(begin)

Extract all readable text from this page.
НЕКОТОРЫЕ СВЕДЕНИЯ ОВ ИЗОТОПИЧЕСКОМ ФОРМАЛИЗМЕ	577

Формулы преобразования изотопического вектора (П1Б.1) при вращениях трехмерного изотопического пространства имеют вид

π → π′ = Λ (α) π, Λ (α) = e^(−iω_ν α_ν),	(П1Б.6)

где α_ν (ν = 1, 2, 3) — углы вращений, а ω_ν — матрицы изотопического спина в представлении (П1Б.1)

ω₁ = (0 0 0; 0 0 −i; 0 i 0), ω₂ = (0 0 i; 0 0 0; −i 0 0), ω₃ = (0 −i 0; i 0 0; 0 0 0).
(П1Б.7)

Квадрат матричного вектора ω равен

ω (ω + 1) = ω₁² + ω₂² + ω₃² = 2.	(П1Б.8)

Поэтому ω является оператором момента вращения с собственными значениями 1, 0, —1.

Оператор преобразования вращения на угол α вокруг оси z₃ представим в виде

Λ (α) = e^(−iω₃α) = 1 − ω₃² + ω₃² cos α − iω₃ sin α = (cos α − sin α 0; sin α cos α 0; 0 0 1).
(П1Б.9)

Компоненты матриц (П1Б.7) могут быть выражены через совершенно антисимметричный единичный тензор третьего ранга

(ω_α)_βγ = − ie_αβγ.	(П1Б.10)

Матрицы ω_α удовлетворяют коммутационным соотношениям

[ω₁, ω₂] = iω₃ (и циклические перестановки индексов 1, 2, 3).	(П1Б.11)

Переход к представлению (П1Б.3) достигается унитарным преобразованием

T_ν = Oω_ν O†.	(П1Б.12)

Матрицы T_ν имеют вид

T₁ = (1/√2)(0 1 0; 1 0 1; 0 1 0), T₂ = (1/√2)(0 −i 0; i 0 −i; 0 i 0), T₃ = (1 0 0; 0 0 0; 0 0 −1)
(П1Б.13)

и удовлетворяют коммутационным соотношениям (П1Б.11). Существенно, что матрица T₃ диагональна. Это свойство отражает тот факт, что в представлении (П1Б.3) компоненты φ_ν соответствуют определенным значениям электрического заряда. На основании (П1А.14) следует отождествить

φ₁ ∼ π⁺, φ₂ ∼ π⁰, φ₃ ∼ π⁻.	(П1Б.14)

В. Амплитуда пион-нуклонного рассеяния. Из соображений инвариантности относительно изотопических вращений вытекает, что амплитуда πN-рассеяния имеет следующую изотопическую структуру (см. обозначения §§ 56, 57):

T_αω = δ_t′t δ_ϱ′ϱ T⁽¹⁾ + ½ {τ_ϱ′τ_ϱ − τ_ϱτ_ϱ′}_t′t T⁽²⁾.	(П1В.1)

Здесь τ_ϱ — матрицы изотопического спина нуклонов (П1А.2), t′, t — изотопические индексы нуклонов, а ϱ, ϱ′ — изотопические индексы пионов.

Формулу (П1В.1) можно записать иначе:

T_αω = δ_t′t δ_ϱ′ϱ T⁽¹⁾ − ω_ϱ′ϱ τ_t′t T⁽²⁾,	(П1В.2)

(end)

__EXERCISE PROMPT__:
Each line of the listing should be copied exactly.

__SOLUTION TO THE EXERCISE__:
Extract all readable text from this page.
НЕКОТОРЫЕ СВЕДЕНИЯ ОВ ИЗОТОПИЧЕСКОМ ФОРМАЛИЗМЕ	577

Формулы преобразования изотопического вектора (П1Б.1) при вращениях трехмерного изотопического пространства имеют вид

π → π′ = Λ (α) π, Λ (α) = e^(−iω_ν α_ν),	(П1Б.6)

где α_ν (ν = 1, 2, 3) — углы вращений, а ω_ν — матрицы изотопического спина в представлении (П1Б.1)

ω₁ = (0 0 0; 0 0 −i; 0 i 0), ω₂ = (0 0 i; 0 0 0; −i 0 0), ω₃ = (0 −i 0; i 0 0; 0 0 0).
(П1Б.7)

Квадрат матричного вектора ω равен

ω (ω + 1) = ω₁² + ω₂² + ω₃² = 2.	(П1Б.8)

Поэтому ω является оператором момента вращения с собственными значениями 1, 0, —1.

Оператор преобразования вращения на угол α вокруг оси z₃ представим в виде

Λ (α) = e^(−iω₃α) = 1 − ω₃² + ω₃² cos α − iω₃ sin α = (cos α − sin α 0; sin α cos α 0; 0 0 1).
(П1Б.9)

Компоненты матриц (П1Б.7) могут быть выражены через совершенно антисимметричный единичный тензор третьего ранга

(ω_α)_βγ = − ie_αβγ.	(П1Б.10)

Матрицы ω_α удовлетворяют коммутационным соотношениям

[ω₁, ω₂] = iω₃ (и циклические перестановки индексов 1, 2, 3).	(П1Б.11)

Переход к представлению (П1Б.3) достигается унитарным преобразованием

T_ν = Oω_ν O†.	(П1Б.12)

Матрицы T_ν имеют вид

T₁ = (1/√2)(0 1 0; 1 0 1; 0 1 0), T₂ = (1/√2)(0 −i 0; i 0 −i; 0 i 0), T₃ = (1 0 0; 0 0 0; 0 0 −1)
(П1Б.13)

и удовлетворяют коммутационным соотношениям (П1Б.11). Существенно, что матрица T₃ диагональна. Это свойство отражает тот факт, что в представлении (П1Б.3) компоненты φ_ν соответствуют определенным значениям электрического заряда. На основании (П1А.14) следует отождествить

φ₁ ∼ π⁺, φ₂ ∼ π⁰, φ₃ ∼ π⁻.	(П1Б.14)

В. Амплитуда пион-нуклонного рассеяния. Из соображений инвариантности относительно изотопических вращений вытекает, что амплитуда πN-рассеяния имеет следующую изотопическую структуру (см. обозначения §§ 56, 57):

T_αω = δ_t′t δ_ϱ′ϱ T⁽¹⁾ + ½ {τ_ϱ′τ_ϱ − τ_ϱτ_ϱ′}_t′t T⁽²⁾.	(П1В.1)

Здесь τ_ϱ — матрицы изотопического спина нуклонов (П1А.2), t′, t — изотопические индексы нуклонов, а ϱ, ϱ′ — изотопические индексы пионов.

Формулу (П1В.1) можно записать иначе:

T_αω = δ_t′t δ_ϱ′ϱ T⁽¹⁾ − ω_ϱ′ϱ τ_t′t T⁽²⁾,	(П1В.2)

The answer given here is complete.